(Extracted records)
....

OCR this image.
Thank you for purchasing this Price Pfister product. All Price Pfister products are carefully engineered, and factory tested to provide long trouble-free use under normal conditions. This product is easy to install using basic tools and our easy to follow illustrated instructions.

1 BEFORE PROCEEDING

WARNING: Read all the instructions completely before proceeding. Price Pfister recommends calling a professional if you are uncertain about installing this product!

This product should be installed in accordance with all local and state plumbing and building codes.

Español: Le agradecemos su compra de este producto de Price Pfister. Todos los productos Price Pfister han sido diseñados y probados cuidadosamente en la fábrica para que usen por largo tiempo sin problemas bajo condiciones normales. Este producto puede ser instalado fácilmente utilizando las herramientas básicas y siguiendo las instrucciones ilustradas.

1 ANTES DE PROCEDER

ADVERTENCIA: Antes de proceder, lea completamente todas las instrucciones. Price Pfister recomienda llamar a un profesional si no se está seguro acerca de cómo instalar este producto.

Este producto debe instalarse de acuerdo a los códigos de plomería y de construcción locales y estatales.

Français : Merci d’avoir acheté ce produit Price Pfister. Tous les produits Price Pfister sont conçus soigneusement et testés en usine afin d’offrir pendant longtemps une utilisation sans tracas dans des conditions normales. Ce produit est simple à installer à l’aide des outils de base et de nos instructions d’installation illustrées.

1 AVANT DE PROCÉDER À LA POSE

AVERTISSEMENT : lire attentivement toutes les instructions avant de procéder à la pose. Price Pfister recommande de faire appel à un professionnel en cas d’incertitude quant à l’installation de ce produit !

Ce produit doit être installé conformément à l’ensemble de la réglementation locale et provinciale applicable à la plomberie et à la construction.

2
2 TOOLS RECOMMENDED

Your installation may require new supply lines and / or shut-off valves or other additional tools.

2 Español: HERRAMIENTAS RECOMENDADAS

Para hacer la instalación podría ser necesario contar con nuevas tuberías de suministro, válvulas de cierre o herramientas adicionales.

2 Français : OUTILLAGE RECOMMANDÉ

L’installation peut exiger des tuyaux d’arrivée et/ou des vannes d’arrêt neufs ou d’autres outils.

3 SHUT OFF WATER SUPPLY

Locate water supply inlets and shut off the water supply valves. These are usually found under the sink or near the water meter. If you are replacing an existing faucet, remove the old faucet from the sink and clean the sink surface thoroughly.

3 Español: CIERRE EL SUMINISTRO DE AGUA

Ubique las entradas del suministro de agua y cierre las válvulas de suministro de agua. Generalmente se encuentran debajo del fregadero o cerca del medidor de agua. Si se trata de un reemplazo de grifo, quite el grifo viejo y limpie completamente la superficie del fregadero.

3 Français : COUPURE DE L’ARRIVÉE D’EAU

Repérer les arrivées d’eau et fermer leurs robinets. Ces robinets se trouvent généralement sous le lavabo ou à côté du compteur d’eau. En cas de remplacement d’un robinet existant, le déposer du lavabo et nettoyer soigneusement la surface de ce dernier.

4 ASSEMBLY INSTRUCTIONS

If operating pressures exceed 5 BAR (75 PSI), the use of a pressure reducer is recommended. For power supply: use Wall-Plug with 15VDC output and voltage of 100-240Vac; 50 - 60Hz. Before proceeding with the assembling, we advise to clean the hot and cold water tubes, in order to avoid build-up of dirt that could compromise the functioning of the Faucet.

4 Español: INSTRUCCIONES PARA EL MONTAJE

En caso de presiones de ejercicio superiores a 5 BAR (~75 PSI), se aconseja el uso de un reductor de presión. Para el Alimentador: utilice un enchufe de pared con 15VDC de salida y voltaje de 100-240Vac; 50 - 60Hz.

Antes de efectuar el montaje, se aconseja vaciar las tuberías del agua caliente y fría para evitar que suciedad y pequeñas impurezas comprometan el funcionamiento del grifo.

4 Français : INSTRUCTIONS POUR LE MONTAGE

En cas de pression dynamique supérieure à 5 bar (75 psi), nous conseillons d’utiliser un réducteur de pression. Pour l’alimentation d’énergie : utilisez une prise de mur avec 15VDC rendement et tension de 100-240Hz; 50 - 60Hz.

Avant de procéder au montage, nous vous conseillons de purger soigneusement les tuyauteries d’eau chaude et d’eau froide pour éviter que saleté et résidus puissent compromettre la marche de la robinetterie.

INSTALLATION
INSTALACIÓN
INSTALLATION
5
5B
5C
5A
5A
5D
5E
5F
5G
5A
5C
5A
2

....

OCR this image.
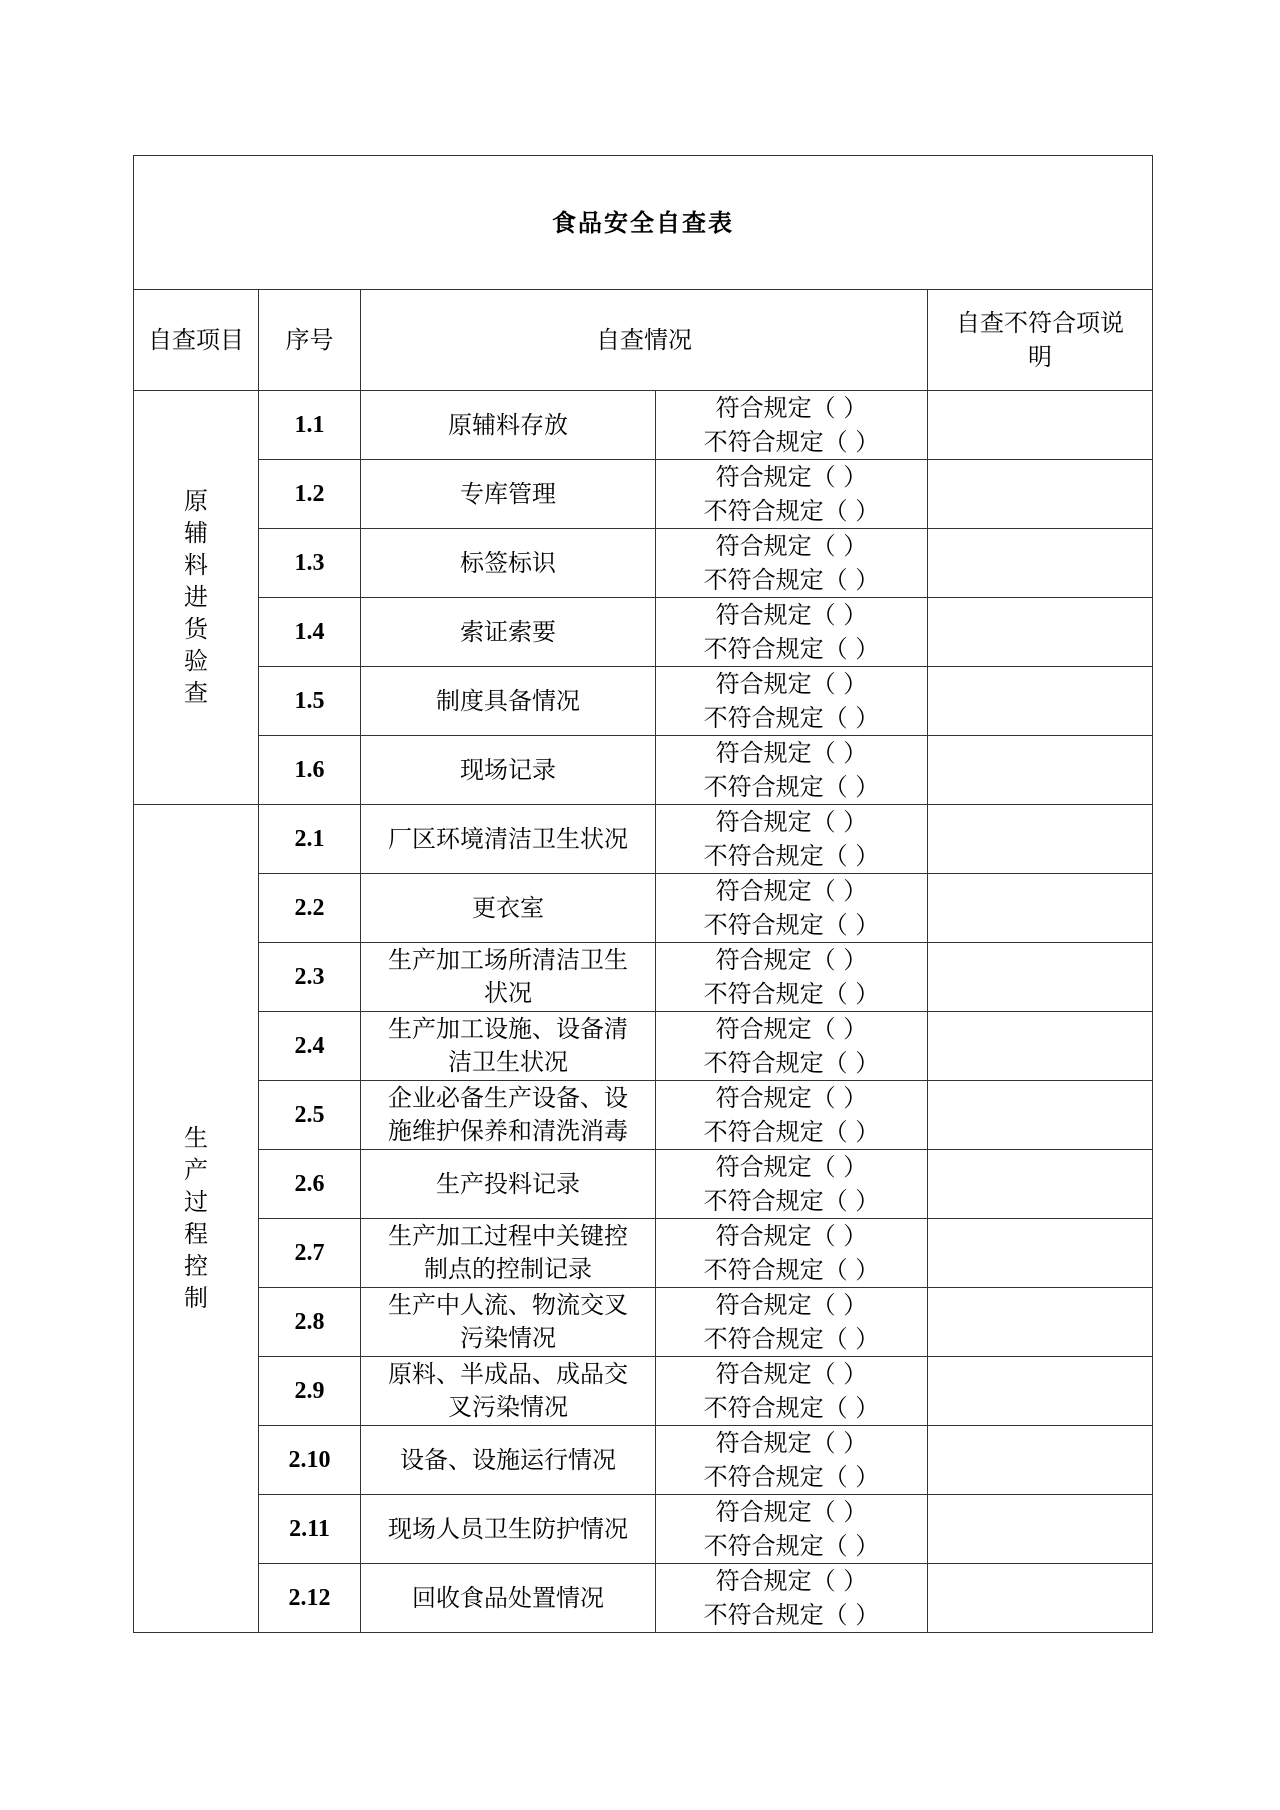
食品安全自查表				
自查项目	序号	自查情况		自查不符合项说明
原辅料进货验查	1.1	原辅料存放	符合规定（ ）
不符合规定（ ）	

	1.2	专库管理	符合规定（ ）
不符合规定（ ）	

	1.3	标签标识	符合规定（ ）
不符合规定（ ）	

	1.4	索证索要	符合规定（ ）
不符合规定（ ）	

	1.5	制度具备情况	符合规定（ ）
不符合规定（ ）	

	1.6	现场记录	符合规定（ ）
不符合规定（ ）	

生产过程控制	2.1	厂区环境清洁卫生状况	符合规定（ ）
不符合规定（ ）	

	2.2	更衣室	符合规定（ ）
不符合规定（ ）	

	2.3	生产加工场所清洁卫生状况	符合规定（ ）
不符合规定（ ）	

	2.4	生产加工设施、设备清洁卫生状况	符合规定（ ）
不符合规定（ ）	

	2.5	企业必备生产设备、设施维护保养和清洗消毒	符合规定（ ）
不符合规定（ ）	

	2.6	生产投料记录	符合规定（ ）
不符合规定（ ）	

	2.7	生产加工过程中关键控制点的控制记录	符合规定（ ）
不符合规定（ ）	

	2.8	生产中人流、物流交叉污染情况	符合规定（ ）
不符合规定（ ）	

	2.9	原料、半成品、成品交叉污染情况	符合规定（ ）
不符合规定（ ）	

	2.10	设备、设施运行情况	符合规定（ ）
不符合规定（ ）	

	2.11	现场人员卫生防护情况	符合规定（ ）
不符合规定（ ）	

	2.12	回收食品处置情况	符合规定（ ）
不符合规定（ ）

....

■ **Stated problem**
Scan the material above for the string "Price" and report each line where you find it.

■ **Correct output**
Thank you for purchasing this Price Pfister product. All Price Pfister products are carefully engineered, and factory tested to provide long trouble-free use under normal conditions. This product is easy to install using basic tools and our easy to follow illustrated instructions.
WARNING: Read all the instructions completely before proceeding. Price Pfister recommends calling a professional if you are uncertain about installing this product!
Español: Le agradecemos su compra de este producto de Price Pfister. Todos los productos Price Pfister han sido diseñados y probados cuidadosamente en la fábrica para que usen por largo tiempo sin problemas bajo condiciones normales. Este producto puede ser instalado fácilmente utilizando las herramientas básicas y siguiendo las instrucciones ilustradas.
ADVERTENCIA: Antes de proceder, lea completamente todas las instrucciones. Price Pfister recomienda llamar a un profesional si no se está seguro acerca de cómo instalar este producto.
Français : Merci d’avoir acheté ce produit Price Pfister. Tous les produits Price Pfister sont conçus soigneusement et testés en usine afin d’offrir pendant longtemps une utilisation sans tracas dans des conditions normales. Ce produit est simple à installer à l’aide des outils de base et de nos instructions d’installation illustrées.
AVERTISSEMENT : lire attentivement toutes les instructions avant de procéder à la pose. Price Pfister recommande de faire appel à un professionnel en cas d’incertitude quant à l’installation de ce produit !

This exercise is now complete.